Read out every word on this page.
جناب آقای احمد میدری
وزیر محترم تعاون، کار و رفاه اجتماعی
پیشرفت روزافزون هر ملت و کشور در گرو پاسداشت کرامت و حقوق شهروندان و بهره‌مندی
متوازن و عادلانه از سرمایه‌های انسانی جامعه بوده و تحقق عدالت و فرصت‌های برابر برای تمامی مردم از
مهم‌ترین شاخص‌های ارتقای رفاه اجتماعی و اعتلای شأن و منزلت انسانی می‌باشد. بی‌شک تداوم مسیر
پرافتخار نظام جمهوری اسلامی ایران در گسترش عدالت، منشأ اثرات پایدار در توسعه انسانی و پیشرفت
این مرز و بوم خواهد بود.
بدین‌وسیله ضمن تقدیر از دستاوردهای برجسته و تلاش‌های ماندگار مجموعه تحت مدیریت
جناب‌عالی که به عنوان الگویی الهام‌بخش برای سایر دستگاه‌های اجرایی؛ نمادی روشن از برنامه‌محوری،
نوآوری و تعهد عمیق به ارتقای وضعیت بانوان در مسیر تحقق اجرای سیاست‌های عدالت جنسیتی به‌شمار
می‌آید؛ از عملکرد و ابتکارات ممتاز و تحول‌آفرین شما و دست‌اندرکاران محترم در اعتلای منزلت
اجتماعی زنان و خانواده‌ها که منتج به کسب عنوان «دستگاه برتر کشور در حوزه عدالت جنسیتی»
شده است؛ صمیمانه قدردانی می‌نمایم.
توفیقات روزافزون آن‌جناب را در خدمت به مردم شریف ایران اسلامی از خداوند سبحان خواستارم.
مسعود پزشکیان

◆ Directions:
Take the entries above and copy them out exactly.

◆ Complete response:
Read out every word on this page.
جناب آقای احمد میدری
وزیر محترم تعاون، کار و رفاه اجتماعی
پیشرفت روزافزون هر ملت و کشور در گرو پاسداشت کرامت و حقوق شهروندان و بهره‌مندی
متوازن و عادلانه از سرمایه‌های انسانی جامعه بوده و تحقق عدالت و فرصت‌های برابر برای تمامی مردم از
مهم‌ترین شاخص‌های ارتقای رفاه اجتماعی و اعتلای شأن و منزلت انسانی می‌باشد. بی‌شک تداوم مسیر
پرافتخار نظام جمهوری اسلامی ایران در گسترش عدالت، منشأ اثرات پایدار در توسعه انسانی و پیشرفت
این مرز و بوم خواهد بود.
بدین‌وسیله ضمن تقدیر از دستاوردهای برجسته و تلاش‌های ماندگار مجموعه تحت مدیریت
جناب‌عالی که به عنوان الگویی الهام‌بخش برای سایر دستگاه‌های اجرایی؛ نمادی روشن از برنامه‌محوری،
نوآوری و تعهد عمیق به ارتقای وضعیت بانوان در مسیر تحقق اجرای سیاست‌های عدالت جنسیتی به‌شمار
می‌آید؛ از عملکرد و ابتکارات ممتاز و تحول‌آفرین شما و دست‌اندرکاران محترم در اعتلای منزلت
اجتماعی زنان و خانواده‌ها که منتج به کسب عنوان «دستگاه برتر کشور در حوزه عدالت جنسیتی»
شده است؛ صمیمانه قدردانی می‌نمایم.
توفیقات روزافزون آن‌جناب را در خدمت به مردم شریف ایران اسلامی از خداوند سبحان خواستارم.
مسعود پزشکیان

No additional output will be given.